EXERCISE TASK: Search the material for the string "title" and copy each line where it occurs.
#### PROVIDED ENTRIES ####
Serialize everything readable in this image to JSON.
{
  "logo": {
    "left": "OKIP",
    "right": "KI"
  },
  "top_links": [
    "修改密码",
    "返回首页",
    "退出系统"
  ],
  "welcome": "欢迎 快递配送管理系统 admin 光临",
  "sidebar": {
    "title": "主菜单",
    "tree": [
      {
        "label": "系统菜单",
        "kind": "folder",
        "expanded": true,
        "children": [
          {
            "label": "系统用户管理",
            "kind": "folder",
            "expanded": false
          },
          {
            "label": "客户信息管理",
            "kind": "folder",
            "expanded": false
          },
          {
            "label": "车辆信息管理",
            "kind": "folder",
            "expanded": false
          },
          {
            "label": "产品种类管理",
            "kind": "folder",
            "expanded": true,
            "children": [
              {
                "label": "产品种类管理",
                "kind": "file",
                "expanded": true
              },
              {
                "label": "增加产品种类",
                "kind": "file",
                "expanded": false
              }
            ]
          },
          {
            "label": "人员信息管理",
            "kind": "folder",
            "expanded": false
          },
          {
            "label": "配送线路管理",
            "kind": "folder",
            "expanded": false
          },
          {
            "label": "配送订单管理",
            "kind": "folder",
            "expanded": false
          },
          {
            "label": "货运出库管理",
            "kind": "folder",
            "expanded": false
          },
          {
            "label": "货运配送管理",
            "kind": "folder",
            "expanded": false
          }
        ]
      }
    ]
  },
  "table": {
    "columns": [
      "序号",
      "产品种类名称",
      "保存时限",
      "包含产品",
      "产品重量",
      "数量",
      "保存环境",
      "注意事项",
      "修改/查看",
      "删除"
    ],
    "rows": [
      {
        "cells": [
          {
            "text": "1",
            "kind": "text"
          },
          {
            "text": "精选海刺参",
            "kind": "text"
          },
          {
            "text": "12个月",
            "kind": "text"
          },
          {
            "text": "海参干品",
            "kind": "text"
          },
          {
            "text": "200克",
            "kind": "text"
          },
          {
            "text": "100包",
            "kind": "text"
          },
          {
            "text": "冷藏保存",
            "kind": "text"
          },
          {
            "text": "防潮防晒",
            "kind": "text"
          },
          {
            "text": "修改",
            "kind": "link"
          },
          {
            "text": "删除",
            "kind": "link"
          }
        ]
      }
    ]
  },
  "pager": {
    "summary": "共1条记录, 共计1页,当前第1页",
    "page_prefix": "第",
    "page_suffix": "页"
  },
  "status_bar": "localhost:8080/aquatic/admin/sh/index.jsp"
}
####
#### PROVIDED ENTRIES ####
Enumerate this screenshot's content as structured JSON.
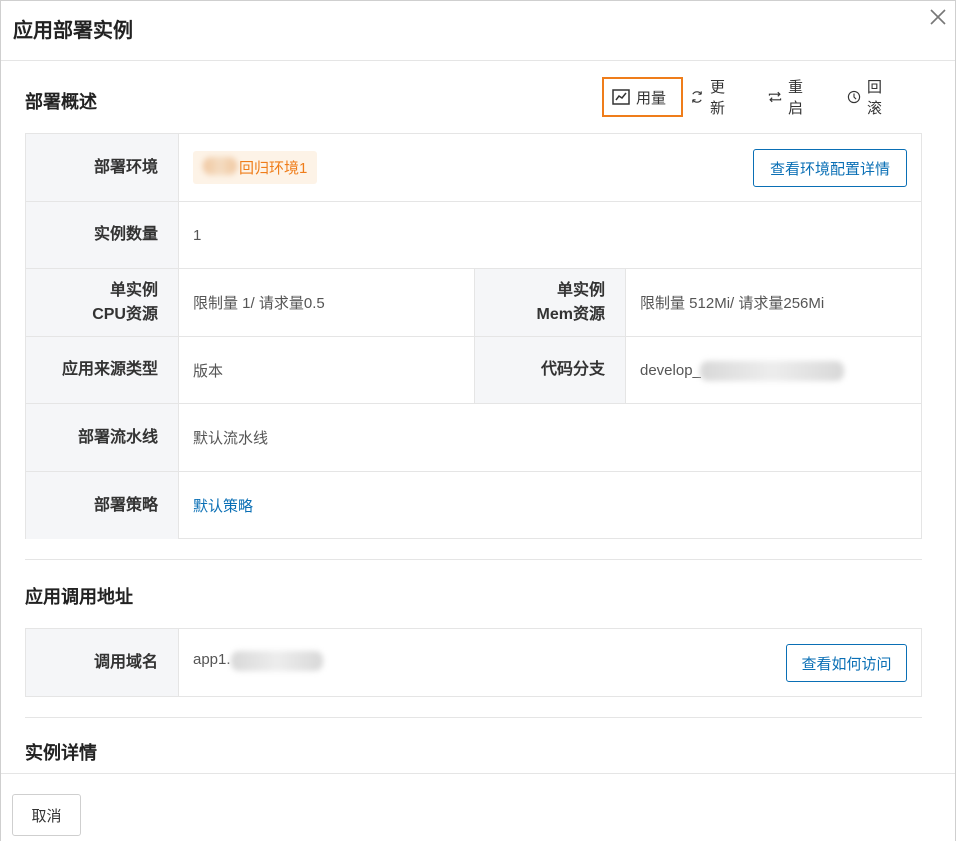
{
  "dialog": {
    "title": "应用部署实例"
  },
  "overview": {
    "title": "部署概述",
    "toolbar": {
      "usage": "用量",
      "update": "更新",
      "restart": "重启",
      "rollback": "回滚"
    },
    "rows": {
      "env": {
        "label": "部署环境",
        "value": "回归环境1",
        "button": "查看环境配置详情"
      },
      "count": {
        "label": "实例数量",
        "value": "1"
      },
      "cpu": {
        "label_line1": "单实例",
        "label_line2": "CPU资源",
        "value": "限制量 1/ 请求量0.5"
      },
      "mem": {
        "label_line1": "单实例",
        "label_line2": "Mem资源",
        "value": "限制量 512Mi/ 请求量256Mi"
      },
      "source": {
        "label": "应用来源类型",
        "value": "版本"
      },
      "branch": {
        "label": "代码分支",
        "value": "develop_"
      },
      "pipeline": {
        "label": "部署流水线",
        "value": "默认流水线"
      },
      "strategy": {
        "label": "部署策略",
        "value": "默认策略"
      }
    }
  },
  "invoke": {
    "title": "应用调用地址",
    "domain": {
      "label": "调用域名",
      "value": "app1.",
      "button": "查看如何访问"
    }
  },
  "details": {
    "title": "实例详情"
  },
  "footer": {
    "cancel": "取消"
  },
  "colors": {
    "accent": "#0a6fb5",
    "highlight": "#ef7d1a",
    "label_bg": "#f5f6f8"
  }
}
####
ANSWER TO THE EXERCISE:
    "title": "主菜单",
    "title": "应用部署实例"
    "title": "部署概述",
    "title": "应用调用地址",
    "title": "实例详情"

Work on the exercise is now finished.